- What to work on -
Below are some records. Copy every line in them that holds "JSON".

··········

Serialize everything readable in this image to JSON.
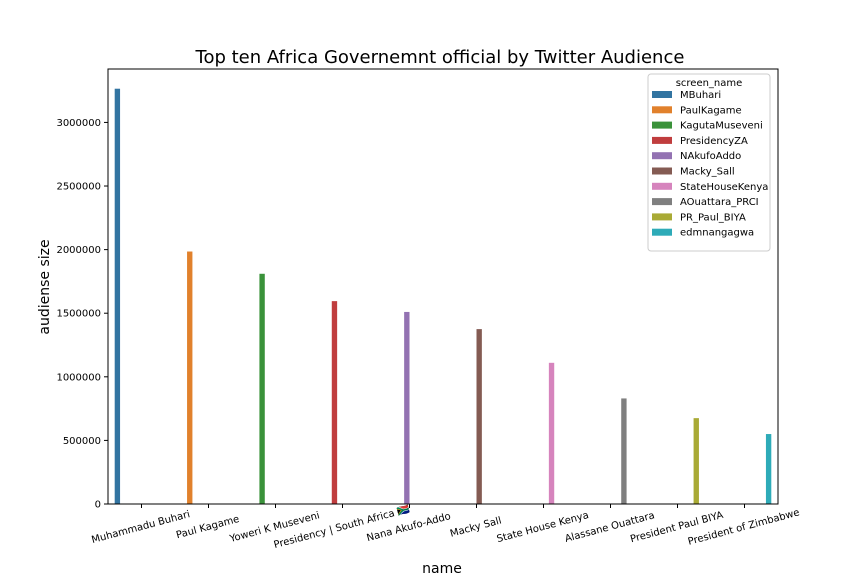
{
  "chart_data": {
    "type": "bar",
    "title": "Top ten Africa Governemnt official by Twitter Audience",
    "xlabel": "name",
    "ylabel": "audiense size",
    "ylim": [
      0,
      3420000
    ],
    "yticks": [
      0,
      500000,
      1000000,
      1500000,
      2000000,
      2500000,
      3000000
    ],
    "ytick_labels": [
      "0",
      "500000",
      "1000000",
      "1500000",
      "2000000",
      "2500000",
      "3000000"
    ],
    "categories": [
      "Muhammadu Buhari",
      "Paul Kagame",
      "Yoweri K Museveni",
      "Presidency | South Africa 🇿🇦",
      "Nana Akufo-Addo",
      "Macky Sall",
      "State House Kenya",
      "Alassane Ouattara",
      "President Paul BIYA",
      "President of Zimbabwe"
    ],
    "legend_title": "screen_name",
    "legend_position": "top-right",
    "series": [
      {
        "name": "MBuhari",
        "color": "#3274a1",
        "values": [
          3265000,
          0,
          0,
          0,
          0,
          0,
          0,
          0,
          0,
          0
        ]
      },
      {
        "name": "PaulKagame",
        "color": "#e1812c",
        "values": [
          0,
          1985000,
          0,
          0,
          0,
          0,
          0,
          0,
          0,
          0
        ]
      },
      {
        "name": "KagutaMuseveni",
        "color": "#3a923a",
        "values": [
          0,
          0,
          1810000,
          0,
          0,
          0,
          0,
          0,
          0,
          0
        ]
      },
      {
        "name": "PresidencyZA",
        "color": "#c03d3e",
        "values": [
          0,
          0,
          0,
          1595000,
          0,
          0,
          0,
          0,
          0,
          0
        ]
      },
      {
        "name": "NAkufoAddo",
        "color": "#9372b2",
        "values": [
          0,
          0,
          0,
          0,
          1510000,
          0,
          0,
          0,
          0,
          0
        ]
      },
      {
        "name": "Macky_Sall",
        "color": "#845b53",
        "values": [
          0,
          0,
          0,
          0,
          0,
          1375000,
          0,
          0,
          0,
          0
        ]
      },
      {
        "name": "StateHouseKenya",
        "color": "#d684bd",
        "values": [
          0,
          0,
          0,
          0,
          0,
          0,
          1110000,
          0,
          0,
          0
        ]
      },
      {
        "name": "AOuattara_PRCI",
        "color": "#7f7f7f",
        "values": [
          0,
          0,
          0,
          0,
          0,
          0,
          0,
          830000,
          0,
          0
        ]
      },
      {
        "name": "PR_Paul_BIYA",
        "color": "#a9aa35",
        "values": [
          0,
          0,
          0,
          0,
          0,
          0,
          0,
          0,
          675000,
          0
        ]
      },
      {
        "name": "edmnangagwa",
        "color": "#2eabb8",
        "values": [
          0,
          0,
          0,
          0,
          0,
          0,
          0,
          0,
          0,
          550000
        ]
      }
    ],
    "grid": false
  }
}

··········

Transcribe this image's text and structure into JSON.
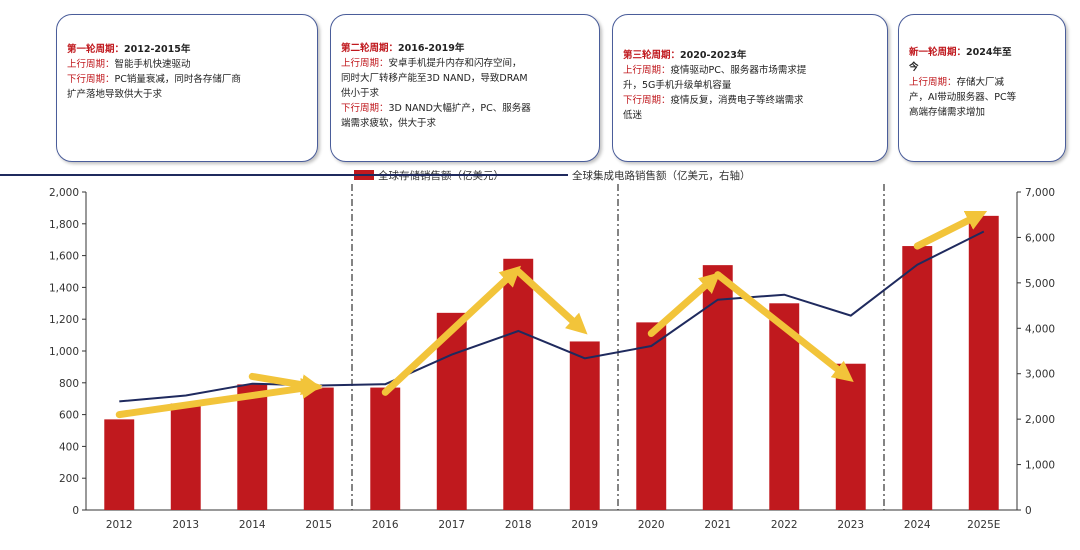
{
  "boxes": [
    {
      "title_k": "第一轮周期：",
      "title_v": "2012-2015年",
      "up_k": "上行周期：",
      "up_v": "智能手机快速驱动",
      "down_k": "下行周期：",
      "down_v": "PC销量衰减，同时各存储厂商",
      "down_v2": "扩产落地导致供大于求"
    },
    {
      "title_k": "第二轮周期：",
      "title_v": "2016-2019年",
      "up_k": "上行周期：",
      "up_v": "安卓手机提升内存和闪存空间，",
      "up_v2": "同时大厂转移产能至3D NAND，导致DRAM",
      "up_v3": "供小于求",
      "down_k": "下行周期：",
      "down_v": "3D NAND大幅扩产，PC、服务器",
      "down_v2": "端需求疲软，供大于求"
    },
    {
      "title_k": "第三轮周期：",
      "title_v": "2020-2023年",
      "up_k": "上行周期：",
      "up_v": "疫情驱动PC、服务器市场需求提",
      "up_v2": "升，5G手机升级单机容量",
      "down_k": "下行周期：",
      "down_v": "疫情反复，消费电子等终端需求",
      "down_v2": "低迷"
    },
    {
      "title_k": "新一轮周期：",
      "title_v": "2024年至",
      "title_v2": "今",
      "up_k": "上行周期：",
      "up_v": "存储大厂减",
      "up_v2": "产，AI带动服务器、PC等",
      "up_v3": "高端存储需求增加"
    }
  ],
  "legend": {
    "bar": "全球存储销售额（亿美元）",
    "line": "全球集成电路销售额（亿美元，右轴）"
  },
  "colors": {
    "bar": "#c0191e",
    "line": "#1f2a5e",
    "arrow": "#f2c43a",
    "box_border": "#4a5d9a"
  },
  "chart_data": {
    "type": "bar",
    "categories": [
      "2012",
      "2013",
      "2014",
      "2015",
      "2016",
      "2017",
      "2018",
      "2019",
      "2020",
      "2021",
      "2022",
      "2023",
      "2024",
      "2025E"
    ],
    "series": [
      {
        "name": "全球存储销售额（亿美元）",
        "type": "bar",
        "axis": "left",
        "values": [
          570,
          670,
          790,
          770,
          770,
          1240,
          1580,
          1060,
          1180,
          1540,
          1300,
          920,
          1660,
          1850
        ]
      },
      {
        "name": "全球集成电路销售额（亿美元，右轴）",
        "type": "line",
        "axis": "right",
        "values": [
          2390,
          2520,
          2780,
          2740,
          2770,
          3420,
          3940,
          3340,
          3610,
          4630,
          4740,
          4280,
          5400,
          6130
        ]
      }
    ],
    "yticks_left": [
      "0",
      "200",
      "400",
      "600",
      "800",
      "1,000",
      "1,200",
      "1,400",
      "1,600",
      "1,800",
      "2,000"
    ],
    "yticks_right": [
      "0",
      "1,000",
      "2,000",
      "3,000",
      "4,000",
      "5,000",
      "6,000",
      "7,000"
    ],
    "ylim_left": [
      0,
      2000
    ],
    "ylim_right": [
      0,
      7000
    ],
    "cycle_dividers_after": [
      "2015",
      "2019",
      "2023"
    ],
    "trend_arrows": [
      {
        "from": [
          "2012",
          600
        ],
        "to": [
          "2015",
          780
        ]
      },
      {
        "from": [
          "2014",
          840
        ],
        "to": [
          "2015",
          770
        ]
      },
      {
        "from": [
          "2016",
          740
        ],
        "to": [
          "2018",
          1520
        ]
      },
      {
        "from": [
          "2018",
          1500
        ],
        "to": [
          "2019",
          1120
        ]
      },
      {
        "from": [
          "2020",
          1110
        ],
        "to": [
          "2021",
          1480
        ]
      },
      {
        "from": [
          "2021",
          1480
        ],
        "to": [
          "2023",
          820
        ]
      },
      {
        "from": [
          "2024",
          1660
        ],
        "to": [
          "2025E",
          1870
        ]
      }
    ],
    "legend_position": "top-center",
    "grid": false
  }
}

··········

- Answer to this exercise -
Serialize everything readable in this image to JSON.
Transcribe this image's text and structure into JSON.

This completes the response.